Your instructions
Reproduce every line of the listing as written, apart from the pictures.

===============

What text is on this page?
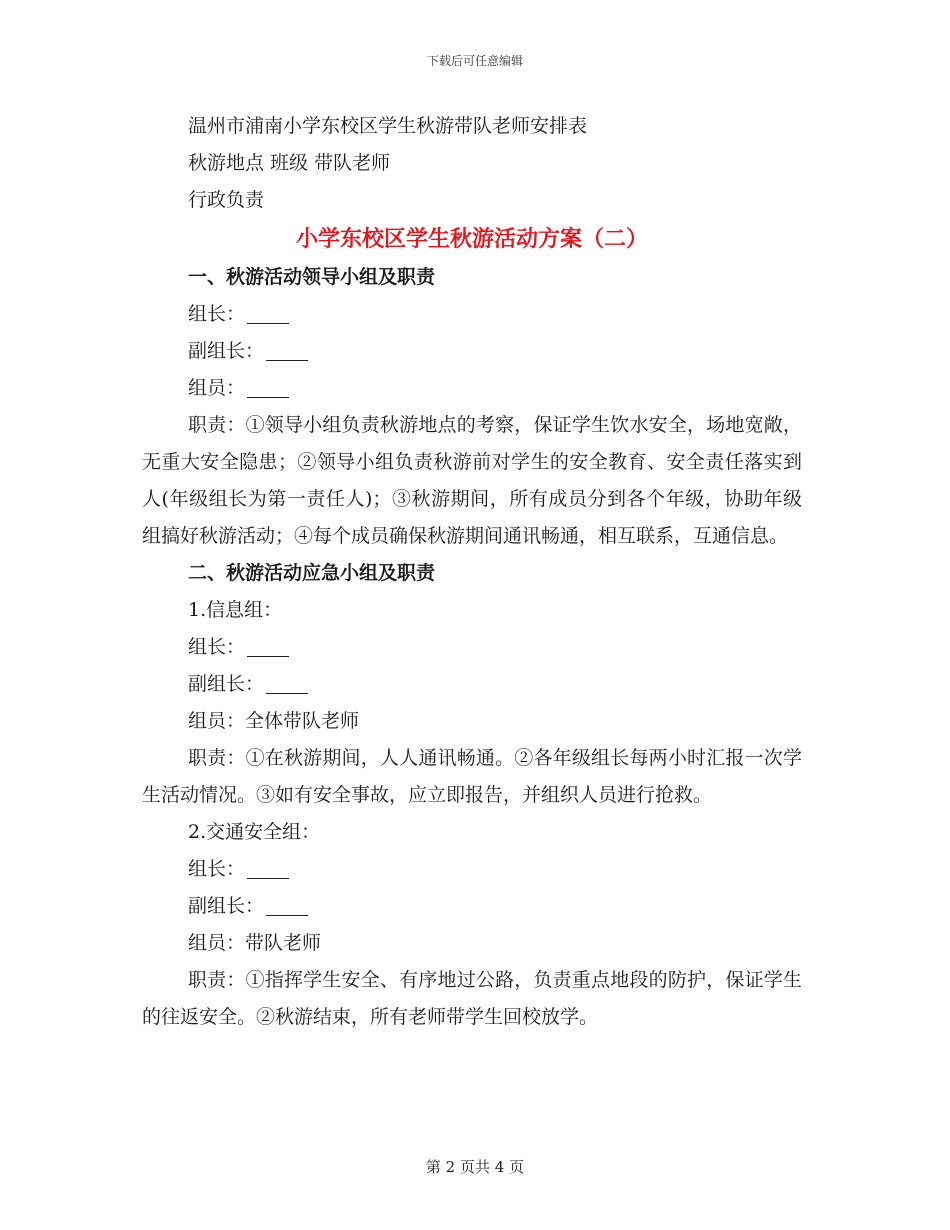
下载后可任意编辑

温州市浦南小学东校区学生秋游带队老师安排表

秋游地点 班级 带队老师

行政负责

小学东校区学生秋游活动方案（二）

一、秋游活动领导小组及职责

组长：

副组长：

组员：

职责：①领导小组负责秋游地点的考察，保证学生饮水安全，场地宽敞，无重大安全隐患；②领导小组负责秋游前对学生的安全教育、安全责任落实到人(年级组长为第一责任人)；③秋游期间，所有成员分到各个年级，协助年级组搞好秋游活动；④每个成员确保秋游期间通讯畅通，相互联系，互通信息。

二、秋游活动应急小组及职责

1.信息组：

组长：

副组长：

组员：全体带队老师

职责：①在秋游期间，人人通讯畅通。②各年级组长每两小时汇报一次学生活动情况。③如有安全事故，应立即报告，并组织人员进行抢救。

2.交通安全组：

组长：

副组长：

组员：带队老师

职责：①指挥学生安全、有序地过公路，负责重点地段的防护，保证学生的往返安全。②秋游结束，所有老师带学生回校放学。

第 2 页共 4 页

===============

Answer to this exercise
What text is on this page?
下载后可任意编辑

温州市浦南小学东校区学生秋游带队老师安排表

秋游地点 班级 带队老师

行政负责

小学东校区学生秋游活动方案（二）

一、秋游活动领导小组及职责

组长：

副组长：

组员：

职责：①领导小组负责秋游地点的考察，保证学生饮水安全，场地宽敞，无重大安全隐患；②领导小组负责秋游前对学生的安全教育、安全责任落实到人(年级组长为第一责任人)；③秋游期间，所有成员分到各个年级，协助年级组搞好秋游活动；④每个成员确保秋游期间通讯畅通，相互联系，互通信息。

二、秋游活动应急小组及职责

1.信息组：

组长：

副组长：

组员：全体带队老师

职责：①在秋游期间，人人通讯畅通。②各年级组长每两小时汇报一次学生活动情况。③如有安全事故，应立即报告，并组织人员进行抢救。

2.交通安全组：

组长：

副组长：

组员：带队老师

职责：①指挥学生安全、有序地过公路，负责重点地段的防护，保证学生的往返安全。②秋游结束，所有老师带学生回校放学。

第 2 页共 4 页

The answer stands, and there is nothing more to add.